(Collected data entries)
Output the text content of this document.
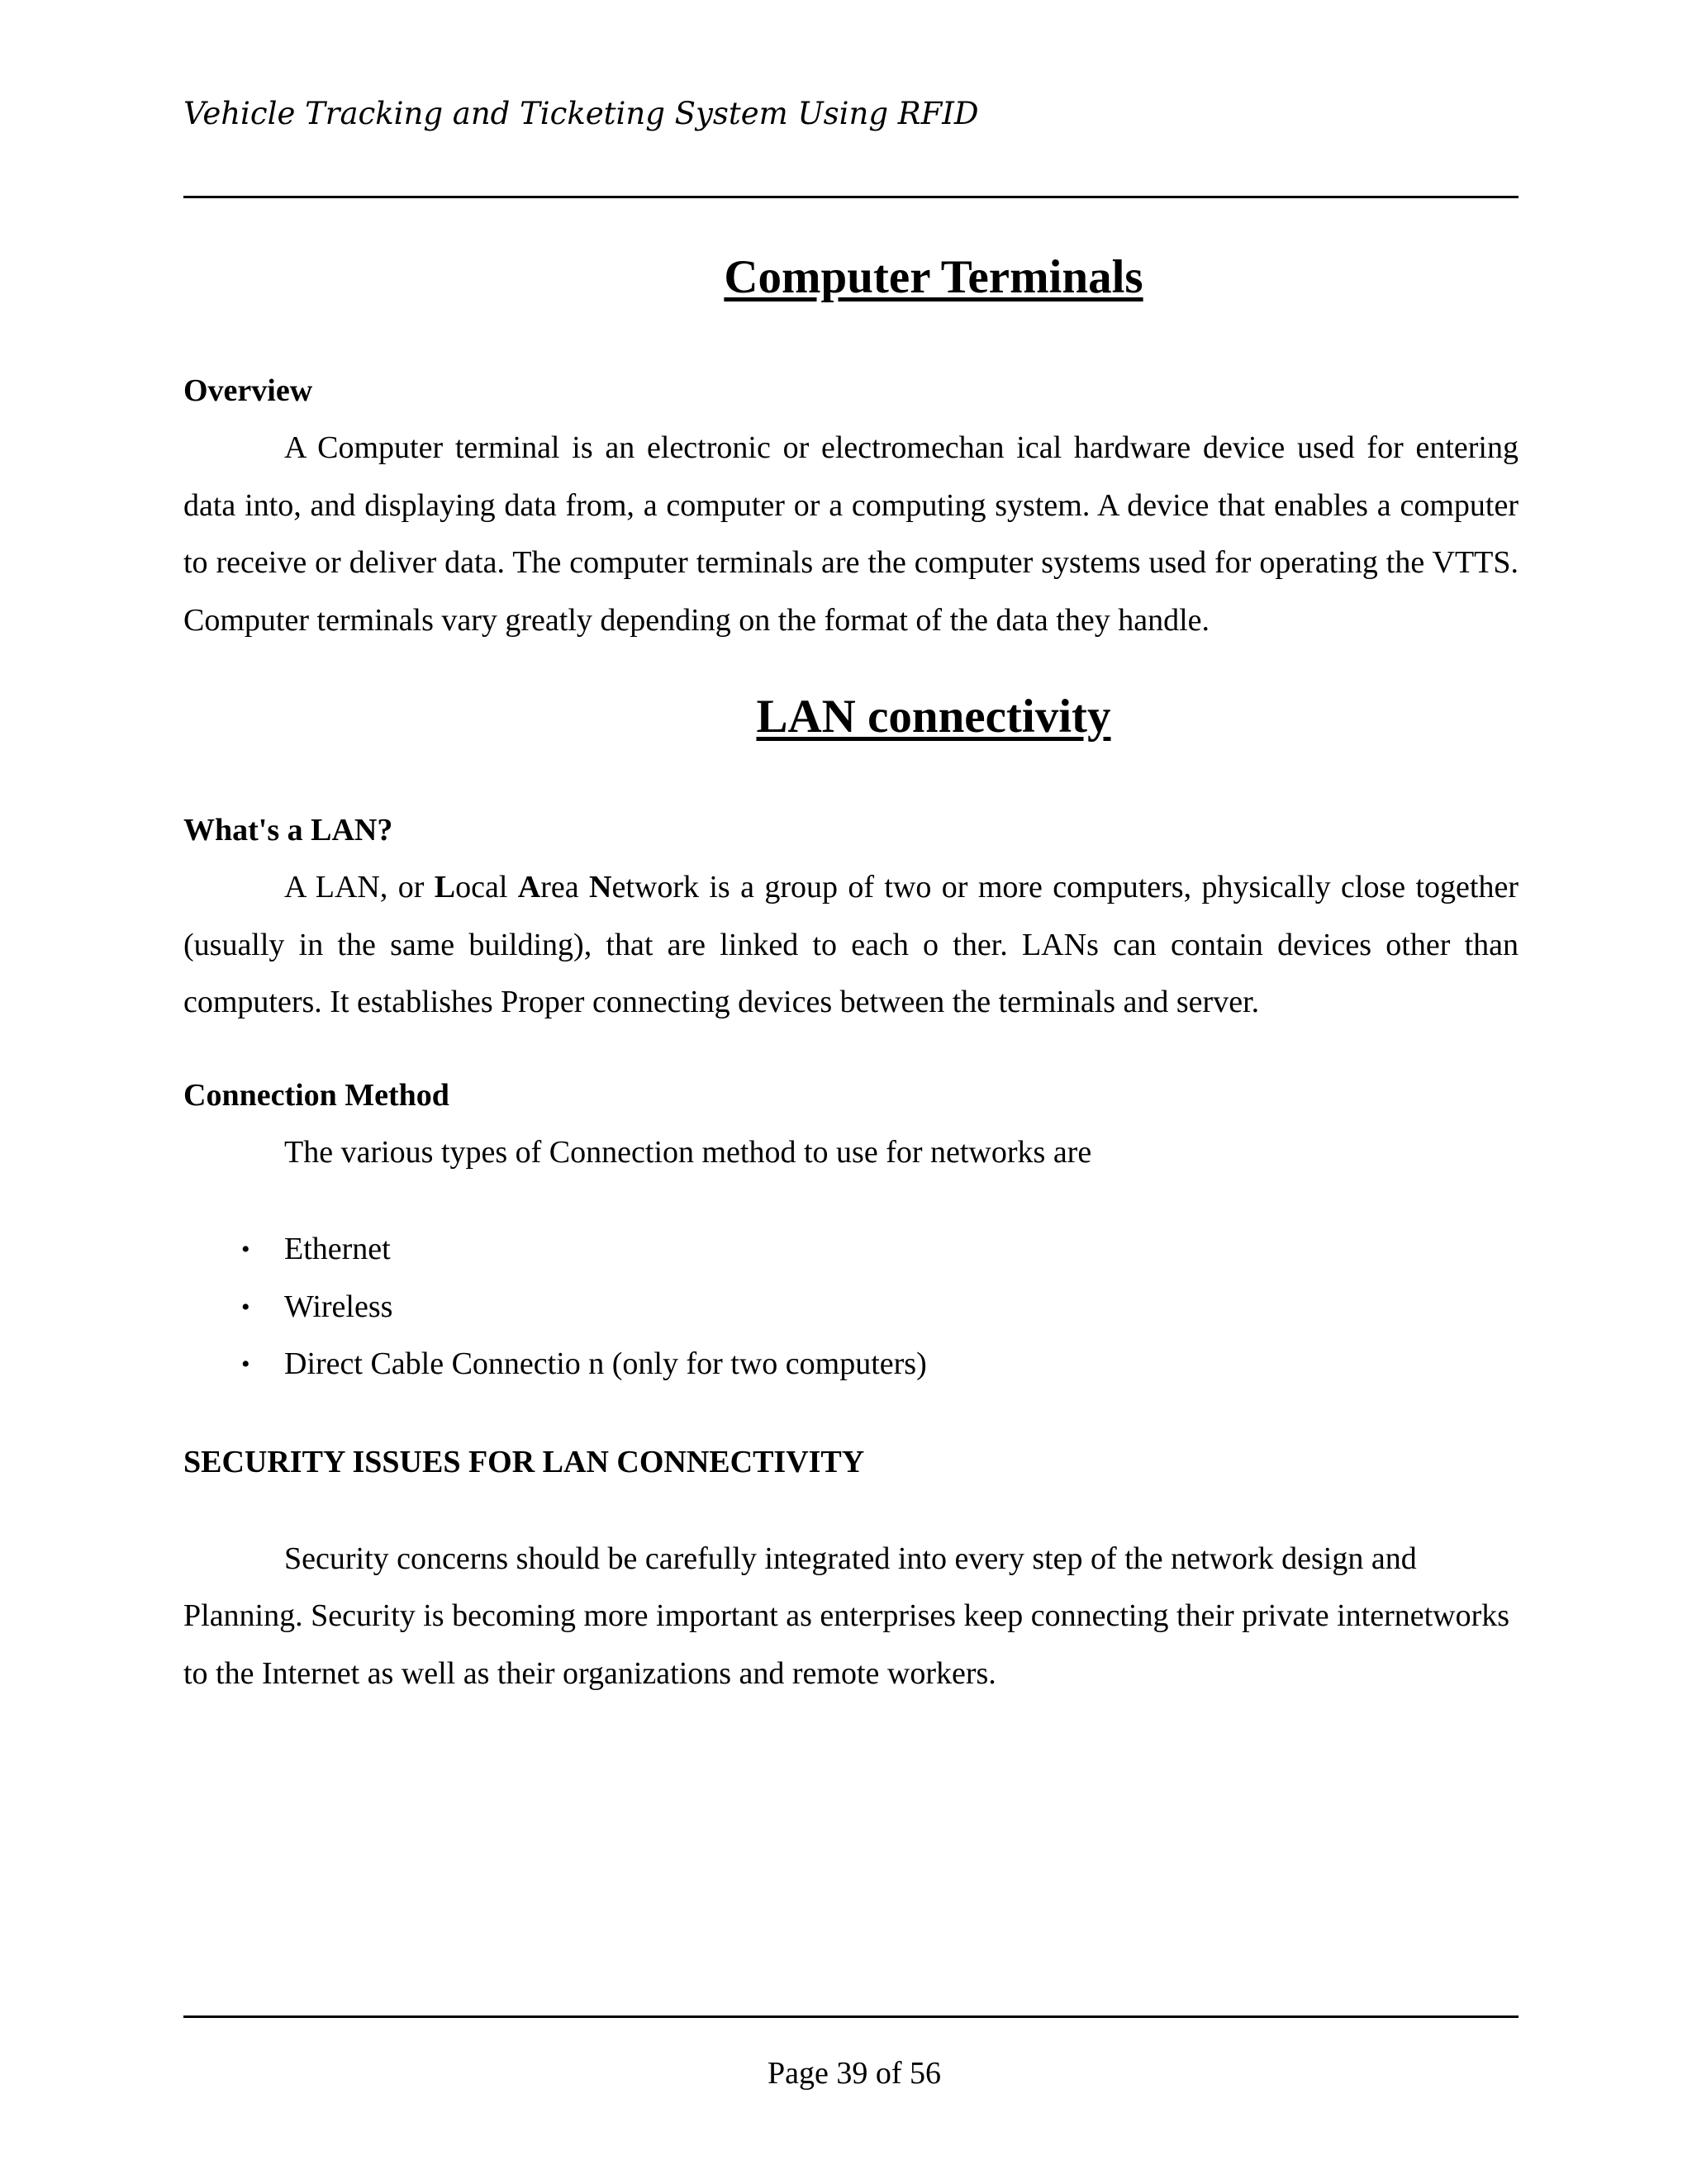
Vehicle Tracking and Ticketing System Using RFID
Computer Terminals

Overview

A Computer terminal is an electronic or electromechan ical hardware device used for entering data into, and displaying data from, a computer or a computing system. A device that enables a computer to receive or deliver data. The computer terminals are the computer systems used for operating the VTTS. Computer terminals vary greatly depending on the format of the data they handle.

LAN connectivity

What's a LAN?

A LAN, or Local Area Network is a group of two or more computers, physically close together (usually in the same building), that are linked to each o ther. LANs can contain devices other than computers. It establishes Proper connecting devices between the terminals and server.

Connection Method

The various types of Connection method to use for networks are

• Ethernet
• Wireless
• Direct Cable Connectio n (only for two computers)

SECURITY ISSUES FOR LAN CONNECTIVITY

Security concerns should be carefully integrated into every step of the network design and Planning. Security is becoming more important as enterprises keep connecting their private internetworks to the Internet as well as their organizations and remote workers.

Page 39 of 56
==
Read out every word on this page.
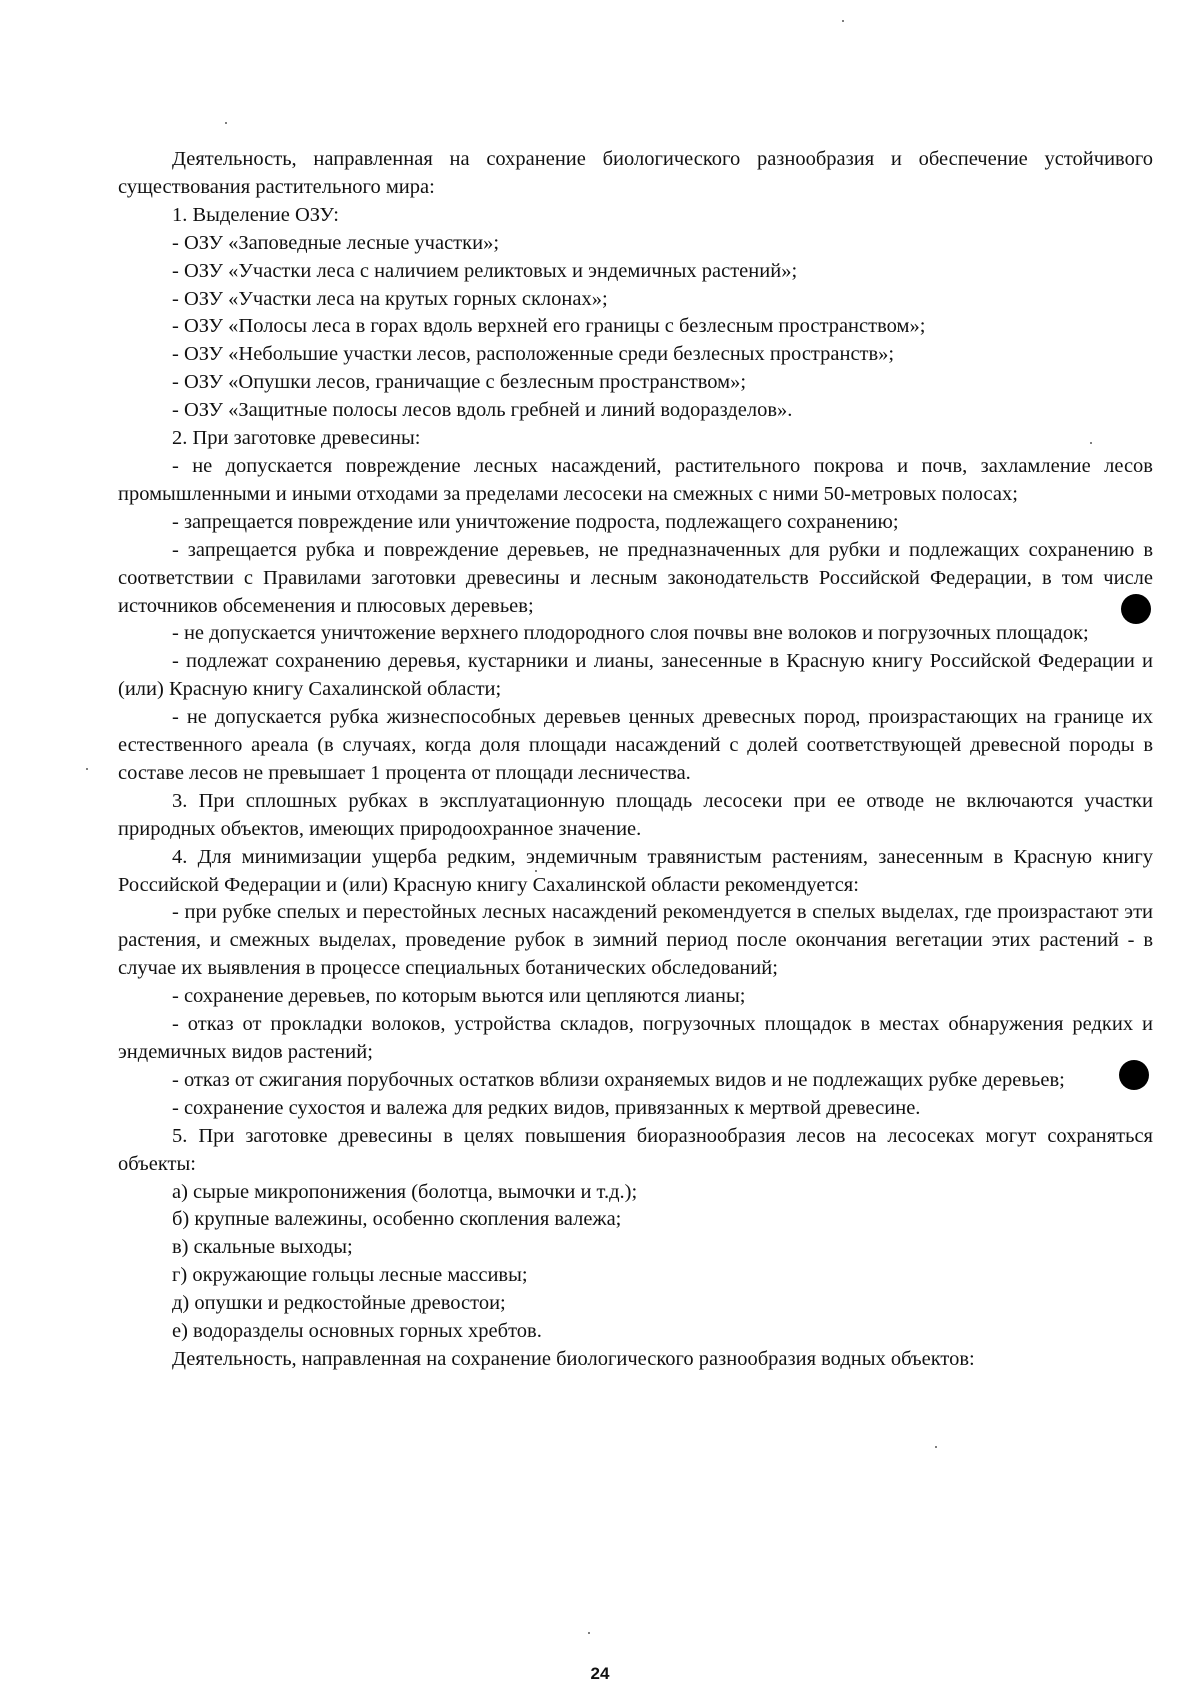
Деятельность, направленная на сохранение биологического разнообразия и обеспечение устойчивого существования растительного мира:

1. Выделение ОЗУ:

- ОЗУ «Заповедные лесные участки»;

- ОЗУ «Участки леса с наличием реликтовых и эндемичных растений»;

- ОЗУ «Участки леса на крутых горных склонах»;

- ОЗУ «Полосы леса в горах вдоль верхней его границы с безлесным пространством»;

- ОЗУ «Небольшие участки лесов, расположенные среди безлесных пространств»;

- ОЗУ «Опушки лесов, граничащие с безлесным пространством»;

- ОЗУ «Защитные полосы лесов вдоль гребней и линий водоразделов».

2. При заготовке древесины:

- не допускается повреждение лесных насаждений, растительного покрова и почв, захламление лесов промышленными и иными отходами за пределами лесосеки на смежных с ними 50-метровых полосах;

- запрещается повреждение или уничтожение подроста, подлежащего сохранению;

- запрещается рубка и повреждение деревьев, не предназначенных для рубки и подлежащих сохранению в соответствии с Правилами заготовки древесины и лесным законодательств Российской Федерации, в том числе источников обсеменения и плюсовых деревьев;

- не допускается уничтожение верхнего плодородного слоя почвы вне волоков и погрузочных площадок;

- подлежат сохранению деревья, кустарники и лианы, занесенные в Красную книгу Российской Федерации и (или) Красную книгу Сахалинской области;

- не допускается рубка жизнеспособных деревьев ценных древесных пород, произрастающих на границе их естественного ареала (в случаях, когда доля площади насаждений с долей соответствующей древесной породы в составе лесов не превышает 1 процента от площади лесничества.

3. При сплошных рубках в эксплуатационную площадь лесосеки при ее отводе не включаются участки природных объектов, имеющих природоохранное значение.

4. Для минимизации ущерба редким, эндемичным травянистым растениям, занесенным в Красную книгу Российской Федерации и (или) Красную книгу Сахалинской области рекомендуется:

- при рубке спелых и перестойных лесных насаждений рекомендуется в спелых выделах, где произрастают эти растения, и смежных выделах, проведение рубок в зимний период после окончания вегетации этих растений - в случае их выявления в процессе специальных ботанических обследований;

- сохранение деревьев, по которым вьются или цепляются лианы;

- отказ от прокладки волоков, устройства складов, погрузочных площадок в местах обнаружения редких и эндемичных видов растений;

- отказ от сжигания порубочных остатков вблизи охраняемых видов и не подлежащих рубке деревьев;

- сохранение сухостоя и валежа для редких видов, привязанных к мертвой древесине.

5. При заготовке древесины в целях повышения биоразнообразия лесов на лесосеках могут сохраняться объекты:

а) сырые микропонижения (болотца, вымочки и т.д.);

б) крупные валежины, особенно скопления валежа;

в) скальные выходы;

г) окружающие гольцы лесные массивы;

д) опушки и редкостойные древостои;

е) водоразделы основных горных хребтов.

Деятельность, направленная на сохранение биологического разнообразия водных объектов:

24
==
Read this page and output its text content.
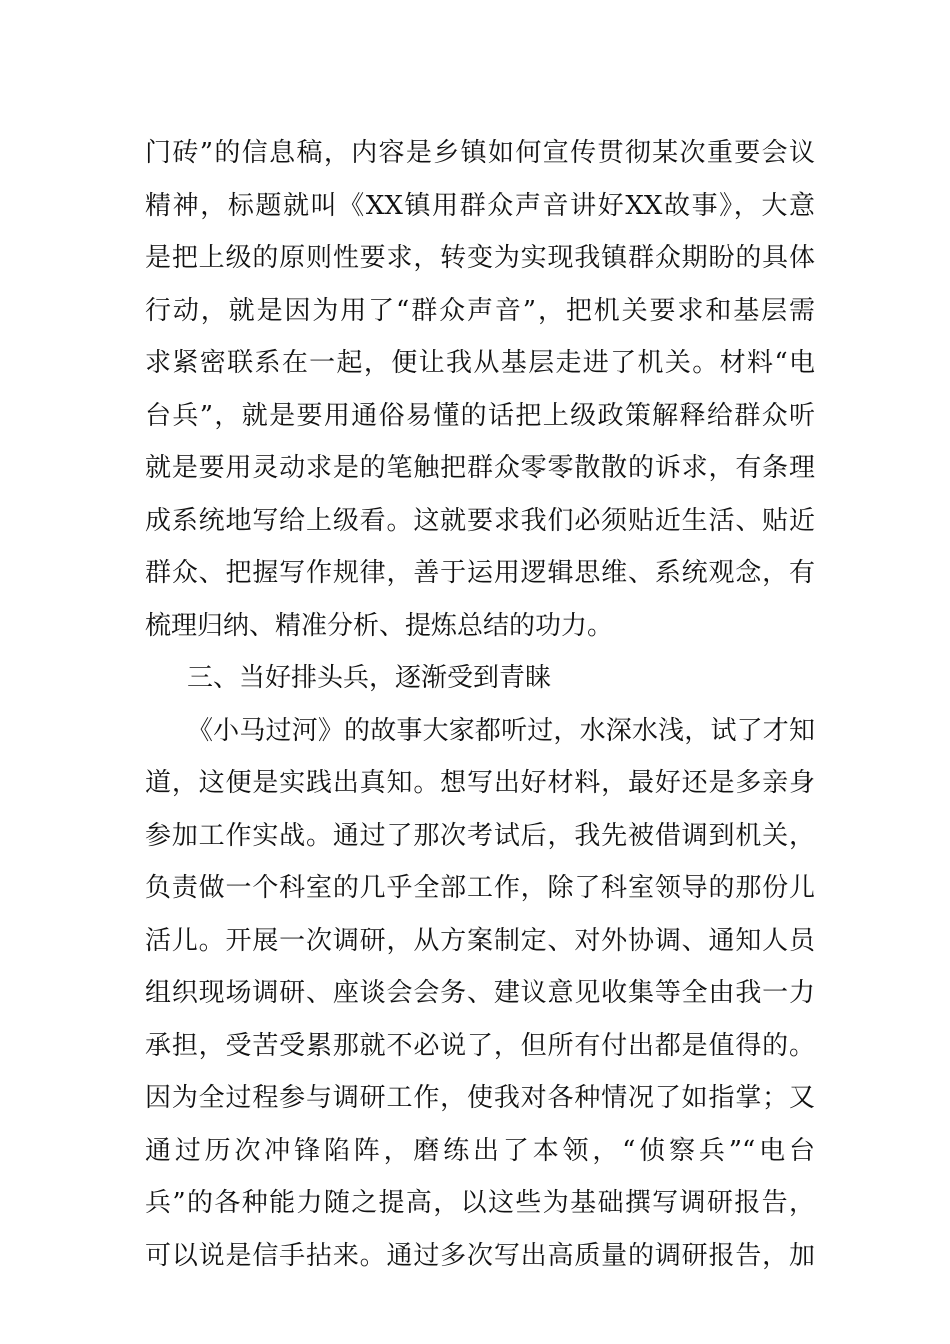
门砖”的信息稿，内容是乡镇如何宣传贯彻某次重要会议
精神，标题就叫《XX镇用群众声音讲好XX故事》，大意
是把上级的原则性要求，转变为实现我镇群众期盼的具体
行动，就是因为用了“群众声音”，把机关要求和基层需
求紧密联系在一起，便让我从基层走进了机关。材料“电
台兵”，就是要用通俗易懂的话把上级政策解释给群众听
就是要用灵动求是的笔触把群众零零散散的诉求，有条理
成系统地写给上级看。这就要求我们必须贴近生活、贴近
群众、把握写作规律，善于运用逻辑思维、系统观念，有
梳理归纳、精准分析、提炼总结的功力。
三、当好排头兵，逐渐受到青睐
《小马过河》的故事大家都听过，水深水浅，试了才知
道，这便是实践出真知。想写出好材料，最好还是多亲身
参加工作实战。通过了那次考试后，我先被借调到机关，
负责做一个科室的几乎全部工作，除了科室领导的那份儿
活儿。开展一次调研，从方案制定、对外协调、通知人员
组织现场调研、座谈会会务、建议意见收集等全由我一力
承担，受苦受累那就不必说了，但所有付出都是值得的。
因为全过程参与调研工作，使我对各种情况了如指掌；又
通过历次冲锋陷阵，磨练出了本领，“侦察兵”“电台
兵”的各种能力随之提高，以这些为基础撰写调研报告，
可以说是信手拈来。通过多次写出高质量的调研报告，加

TO DO - Copy all lines from the material that include "волоков".

WRITTEN SOLUTION -
- не допускается уничтожение верхнего плодородного слоя почвы вне волоков и погрузочных площадок;
- отказ от прокладки волоков, устройства складов, погрузочных площадок в местах обнаружения редких и эндемичных видов растений;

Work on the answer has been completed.